● GOAL OF THE EXERCISE: Every line of the records that holds the word "llenan" should be copied.

● DATASET:
=== Begin Enclosure ===
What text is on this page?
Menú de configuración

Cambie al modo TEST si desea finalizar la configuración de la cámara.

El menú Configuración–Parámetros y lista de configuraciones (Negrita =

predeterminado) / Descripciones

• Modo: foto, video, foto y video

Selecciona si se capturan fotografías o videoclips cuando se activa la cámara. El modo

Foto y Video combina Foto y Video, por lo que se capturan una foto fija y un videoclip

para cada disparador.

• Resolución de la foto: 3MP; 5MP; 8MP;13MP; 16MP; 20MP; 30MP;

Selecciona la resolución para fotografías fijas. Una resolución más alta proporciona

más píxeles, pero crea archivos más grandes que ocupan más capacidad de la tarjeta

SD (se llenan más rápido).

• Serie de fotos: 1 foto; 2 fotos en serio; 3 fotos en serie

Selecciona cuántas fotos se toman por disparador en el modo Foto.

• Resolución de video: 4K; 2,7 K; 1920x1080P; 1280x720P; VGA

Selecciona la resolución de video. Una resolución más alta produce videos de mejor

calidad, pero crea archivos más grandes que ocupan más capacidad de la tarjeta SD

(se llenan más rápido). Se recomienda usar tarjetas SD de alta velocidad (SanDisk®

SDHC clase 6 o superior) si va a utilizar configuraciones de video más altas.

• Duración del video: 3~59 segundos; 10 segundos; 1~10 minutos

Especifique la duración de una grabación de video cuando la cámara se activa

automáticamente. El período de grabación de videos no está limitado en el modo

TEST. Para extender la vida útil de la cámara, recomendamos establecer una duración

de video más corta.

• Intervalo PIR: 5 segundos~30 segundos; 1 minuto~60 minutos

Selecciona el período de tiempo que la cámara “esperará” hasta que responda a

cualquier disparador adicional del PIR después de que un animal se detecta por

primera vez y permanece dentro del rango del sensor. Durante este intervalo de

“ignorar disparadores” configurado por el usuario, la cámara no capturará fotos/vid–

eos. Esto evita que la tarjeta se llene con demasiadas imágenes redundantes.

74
=== End Enclosure ===
● EXERCISE OUTPUT:
SD (se llenan más rápido).
(se llenan más rápido). Se recomienda usar tarjetas SD de alta velocidad (SanDisk®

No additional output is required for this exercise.